**Given exercise**
In this exercise, reproduce all the entries that follow exactly.

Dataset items
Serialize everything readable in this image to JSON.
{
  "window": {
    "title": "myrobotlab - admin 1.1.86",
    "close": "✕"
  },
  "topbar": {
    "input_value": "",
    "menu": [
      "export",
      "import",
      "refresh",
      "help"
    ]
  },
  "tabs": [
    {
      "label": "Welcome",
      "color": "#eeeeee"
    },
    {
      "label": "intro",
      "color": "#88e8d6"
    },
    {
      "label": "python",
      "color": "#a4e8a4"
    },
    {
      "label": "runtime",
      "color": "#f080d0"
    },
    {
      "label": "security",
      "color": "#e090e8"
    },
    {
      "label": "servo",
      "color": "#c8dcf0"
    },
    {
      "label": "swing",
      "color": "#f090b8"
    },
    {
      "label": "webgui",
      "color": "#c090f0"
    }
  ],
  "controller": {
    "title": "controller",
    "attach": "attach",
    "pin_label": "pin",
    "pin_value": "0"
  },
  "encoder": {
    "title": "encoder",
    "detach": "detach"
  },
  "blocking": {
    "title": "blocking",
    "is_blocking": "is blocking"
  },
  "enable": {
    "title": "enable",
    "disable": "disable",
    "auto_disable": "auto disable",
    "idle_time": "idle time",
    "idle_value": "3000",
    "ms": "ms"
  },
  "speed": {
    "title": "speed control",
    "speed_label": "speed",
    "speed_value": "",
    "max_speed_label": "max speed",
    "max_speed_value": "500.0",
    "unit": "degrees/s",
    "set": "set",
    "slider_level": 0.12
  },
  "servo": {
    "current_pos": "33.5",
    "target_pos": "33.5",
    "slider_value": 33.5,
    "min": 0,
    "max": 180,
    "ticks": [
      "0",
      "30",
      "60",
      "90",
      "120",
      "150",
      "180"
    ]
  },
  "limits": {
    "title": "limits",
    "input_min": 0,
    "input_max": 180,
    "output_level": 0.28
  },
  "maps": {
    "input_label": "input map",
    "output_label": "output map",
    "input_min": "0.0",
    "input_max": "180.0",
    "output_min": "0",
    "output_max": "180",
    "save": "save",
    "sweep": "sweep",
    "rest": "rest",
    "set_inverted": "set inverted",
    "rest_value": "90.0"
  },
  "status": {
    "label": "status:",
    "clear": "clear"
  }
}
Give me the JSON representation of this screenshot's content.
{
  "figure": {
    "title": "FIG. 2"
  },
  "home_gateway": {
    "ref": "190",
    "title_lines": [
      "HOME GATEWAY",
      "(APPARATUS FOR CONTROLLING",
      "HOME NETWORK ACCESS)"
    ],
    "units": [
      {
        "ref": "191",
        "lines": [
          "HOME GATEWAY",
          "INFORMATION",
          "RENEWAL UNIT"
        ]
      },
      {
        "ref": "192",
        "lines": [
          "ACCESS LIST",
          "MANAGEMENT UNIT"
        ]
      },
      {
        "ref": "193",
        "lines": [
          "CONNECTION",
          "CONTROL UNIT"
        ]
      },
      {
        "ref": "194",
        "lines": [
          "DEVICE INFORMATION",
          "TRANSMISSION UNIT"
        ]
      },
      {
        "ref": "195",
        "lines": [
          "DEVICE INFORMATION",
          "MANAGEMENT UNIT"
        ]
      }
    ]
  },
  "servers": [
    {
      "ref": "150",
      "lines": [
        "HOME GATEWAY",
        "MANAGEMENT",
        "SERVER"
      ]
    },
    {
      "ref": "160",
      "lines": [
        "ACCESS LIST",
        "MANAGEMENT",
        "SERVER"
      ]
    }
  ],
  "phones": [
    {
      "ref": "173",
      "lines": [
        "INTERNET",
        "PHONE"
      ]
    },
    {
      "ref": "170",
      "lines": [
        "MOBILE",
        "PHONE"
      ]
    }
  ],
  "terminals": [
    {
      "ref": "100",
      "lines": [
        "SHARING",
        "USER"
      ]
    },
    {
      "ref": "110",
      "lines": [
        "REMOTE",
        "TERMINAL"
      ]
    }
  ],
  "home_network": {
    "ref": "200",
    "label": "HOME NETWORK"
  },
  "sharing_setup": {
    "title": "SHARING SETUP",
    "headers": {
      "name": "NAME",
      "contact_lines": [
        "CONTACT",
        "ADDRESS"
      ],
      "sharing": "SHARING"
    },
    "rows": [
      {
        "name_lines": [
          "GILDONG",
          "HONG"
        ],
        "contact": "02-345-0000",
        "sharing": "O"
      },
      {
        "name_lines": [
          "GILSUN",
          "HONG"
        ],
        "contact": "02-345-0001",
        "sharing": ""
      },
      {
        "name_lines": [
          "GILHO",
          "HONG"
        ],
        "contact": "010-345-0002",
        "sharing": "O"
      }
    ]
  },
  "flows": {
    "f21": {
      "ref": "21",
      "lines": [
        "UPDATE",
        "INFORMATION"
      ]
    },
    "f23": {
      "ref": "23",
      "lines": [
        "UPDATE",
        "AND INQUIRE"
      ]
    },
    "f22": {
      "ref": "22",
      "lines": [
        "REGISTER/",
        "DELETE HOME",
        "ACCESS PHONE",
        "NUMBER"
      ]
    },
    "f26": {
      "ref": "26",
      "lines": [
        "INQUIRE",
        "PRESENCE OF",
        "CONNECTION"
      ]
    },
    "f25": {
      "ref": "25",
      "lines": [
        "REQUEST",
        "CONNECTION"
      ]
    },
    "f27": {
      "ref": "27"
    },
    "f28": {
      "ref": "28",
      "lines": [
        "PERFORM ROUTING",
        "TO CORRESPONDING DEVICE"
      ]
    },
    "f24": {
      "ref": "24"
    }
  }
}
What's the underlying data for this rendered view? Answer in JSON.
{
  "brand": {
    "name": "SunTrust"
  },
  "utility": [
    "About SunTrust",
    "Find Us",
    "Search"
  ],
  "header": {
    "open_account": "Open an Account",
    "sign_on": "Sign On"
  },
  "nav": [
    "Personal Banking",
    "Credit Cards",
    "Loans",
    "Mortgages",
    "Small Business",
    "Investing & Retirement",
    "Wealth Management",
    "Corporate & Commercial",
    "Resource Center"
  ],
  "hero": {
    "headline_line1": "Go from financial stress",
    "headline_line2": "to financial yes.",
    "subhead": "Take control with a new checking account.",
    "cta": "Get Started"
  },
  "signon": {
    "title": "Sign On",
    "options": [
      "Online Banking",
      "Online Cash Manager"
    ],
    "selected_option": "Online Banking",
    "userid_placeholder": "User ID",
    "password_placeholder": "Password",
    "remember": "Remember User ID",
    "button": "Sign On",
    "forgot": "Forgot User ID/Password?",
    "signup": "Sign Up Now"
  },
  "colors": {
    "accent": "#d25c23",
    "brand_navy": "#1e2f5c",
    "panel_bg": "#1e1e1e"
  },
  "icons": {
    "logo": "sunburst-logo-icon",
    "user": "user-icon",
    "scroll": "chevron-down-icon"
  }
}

**Task solution**
Serialize everything readable in this image to JSON.
{
  "window": {
    "title": "myrobotlab - admin 1.1.86",
    "close": "✕"
  },
  "topbar": {
    "input_value": "",
    "menu": [
      "export",
      "import",
      "refresh",
      "help"
    ]
  },
  "tabs": [
    {
      "label": "Welcome",
      "color": "#eeeeee"
    },
    {
      "label": "intro",
      "color": "#88e8d6"
    },
    {
      "label": "python",
      "color": "#a4e8a4"
    },
    {
      "label": "runtime",
      "color": "#f080d0"
    },
    {
      "label": "security",
      "color": "#e090e8"
    },
    {
      "label": "servo",
      "color": "#c8dcf0"
    },
    {
      "label": "swing",
      "color": "#f090b8"
    },
    {
      "label": "webgui",
      "color": "#c090f0"
    }
  ],
  "controller": {
    "title": "controller",
    "attach": "attach",
    "pin_label": "pin",
    "pin_value": "0"
  },
  "encoder": {
    "title": "encoder",
    "detach": "detach"
  },
  "blocking": {
    "title": "blocking",
    "is_blocking": "is blocking"
  },
  "enable": {
    "title": "enable",
    "disable": "disable",
    "auto_disable": "auto disable",
    "idle_time": "idle time",
    "idle_value": "3000",
    "ms": "ms"
  },
  "speed": {
    "title": "speed control",
    "speed_label": "speed",
    "speed_value": "",
    "max_speed_label": "max speed",
    "max_speed_value": "500.0",
    "unit": "degrees/s",
    "set": "set",
    "slider_level": 0.12
  },
  "servo": {
    "current_pos": "33.5",
    "target_pos": "33.5",
    "slider_value": 33.5,
    "min": 0,
    "max": 180,
    "ticks": [
      "0",
      "30",
      "60",
      "90",
      "120",
      "150",
      "180"
    ]
  },
  "limits": {
    "title": "limits",
    "input_min": 0,
    "input_max": 180,
    "output_level": 0.28
  },
  "maps": {
    "input_label": "input map",
    "output_label": "output map",
    "input_min": "0.0",
    "input_max": "180.0",
    "output_min": "0",
    "output_max": "180",
    "save": "save",
    "sweep": "sweep",
    "rest": "rest",
    "set_inverted": "set inverted",
    "rest_value": "90.0"
  },
  "status": {
    "label": "status:",
    "clear": "clear"
  }
}
Give me the JSON representation of this screenshot's content.
{
  "figure": {
    "title": "FIG. 2"
  },
  "home_gateway": {
    "ref": "190",
    "title_lines": [
      "HOME GATEWAY",
      "(APPARATUS FOR CONTROLLING",
      "HOME NETWORK ACCESS)"
    ],
    "units": [
      {
        "ref": "191",
        "lines": [
          "HOME GATEWAY",
          "INFORMATION",
          "RENEWAL UNIT"
        ]
      },
      {
        "ref": "192",
        "lines": [
          "ACCESS LIST",
          "MANAGEMENT UNIT"
        ]
      },
      {
        "ref": "193",
        "lines": [
          "CONNECTION",
          "CONTROL UNIT"
        ]
      },
      {
        "ref": "194",
        "lines": [
          "DEVICE INFORMATION",
          "TRANSMISSION UNIT"
        ]
      },
      {
        "ref": "195",
        "lines": [
          "DEVICE INFORMATION",
          "MANAGEMENT UNIT"
        ]
      }
    ]
  },
  "servers": [
    {
      "ref": "150",
      "lines": [
        "HOME GATEWAY",
        "MANAGEMENT",
        "SERVER"
      ]
    },
    {
      "ref": "160",
      "lines": [
        "ACCESS LIST",
        "MANAGEMENT",
        "SERVER"
      ]
    }
  ],
  "phones": [
    {
      "ref": "173",
      "lines": [
        "INTERNET",
        "PHONE"
      ]
    },
    {
      "ref": "170",
      "lines": [
        "MOBILE",
        "PHONE"
      ]
    }
  ],
  "terminals": [
    {
      "ref": "100",
      "lines": [
        "SHARING",
        "USER"
      ]
    },
    {
      "ref": "110",
      "lines": [
        "REMOTE",
        "TERMINAL"
      ]
    }
  ],
  "home_network": {
    "ref": "200",
    "label": "HOME NETWORK"
  },
  "sharing_setup": {
    "title": "SHARING SETUP",
    "headers": {
      "name": "NAME",
      "contact_lines": [
        "CONTACT",
        "ADDRESS"
      ],
      "sharing": "SHARING"
    },
    "rows": [
      {
        "name_lines": [
          "GILDONG",
          "HONG"
        ],
        "contact": "02-345-0000",
        "sharing": "O"
      },
      {
        "name_lines": [
          "GILSUN",
          "HONG"
        ],
        "contact": "02-345-0001",
        "sharing": ""
      },
      {
        "name_lines": [
          "GILHO",
          "HONG"
        ],
        "contact": "010-345-0002",
        "sharing": "O"
      }
    ]
  },
  "flows": {
    "f21": {
      "ref": "21",
      "lines": [
        "UPDATE",
        "INFORMATION"
      ]
    },
    "f23": {
      "ref": "23",
      "lines": [
        "UPDATE",
        "AND INQUIRE"
      ]
    },
    "f22": {
      "ref": "22",
      "lines": [
        "REGISTER/",
        "DELETE HOME",
        "ACCESS PHONE",
        "NUMBER"
      ]
    },
    "f26": {
      "ref": "26",
      "lines": [
        "INQUIRE",
        "PRESENCE OF",
        "CONNECTION"
      ]
    },
    "f25": {
      "ref": "25",
      "lines": [
        "REQUEST",
        "CONNECTION"
      ]
    },
    "f27": {
      "ref": "27"
    },
    "f28": {
      "ref": "28",
      "lines": [
        "PERFORM ROUTING",
        "TO CORRESPONDING DEVICE"
      ]
    },
    "f24": {
      "ref": "24"
    }
  }
}
What's the underlying data for this rendered view? Answer in JSON.
{
  "brand": {
    "name": "SunTrust"
  },
  "utility": [
    "About SunTrust",
    "Find Us",
    "Search"
  ],
  "header": {
    "open_account": "Open an Account",
    "sign_on": "Sign On"
  },
  "nav": [
    "Personal Banking",
    "Credit Cards",
    "Loans",
    "Mortgages",
    "Small Business",
    "Investing & Retirement",
    "Wealth Management",
    "Corporate & Commercial",
    "Resource Center"
  ],
  "hero": {
    "headline_line1": "Go from financial stress",
    "headline_line2": "to financial yes.",
    "subhead": "Take control with a new checking account.",
    "cta": "Get Started"
  },
  "signon": {
    "title": "Sign On",
    "options": [
      "Online Banking",
      "Online Cash Manager"
    ],
    "selected_option": "Online Banking",
    "userid_placeholder": "User ID",
    "password_placeholder": "Password",
    "remember": "Remember User ID",
    "button": "Sign On",
    "forgot": "Forgot User ID/Password?",
    "signup": "Sign Up Now"
  },
  "colors": {
    "accent": "#d25c23",
    "brand_navy": "#1e2f5c",
    "panel_bg": "#1e1e1e"
  },
  "icons": {
    "logo": "sunburst-logo-icon",
    "user": "user-icon",
    "scroll": "chevron-down-icon"
  }
}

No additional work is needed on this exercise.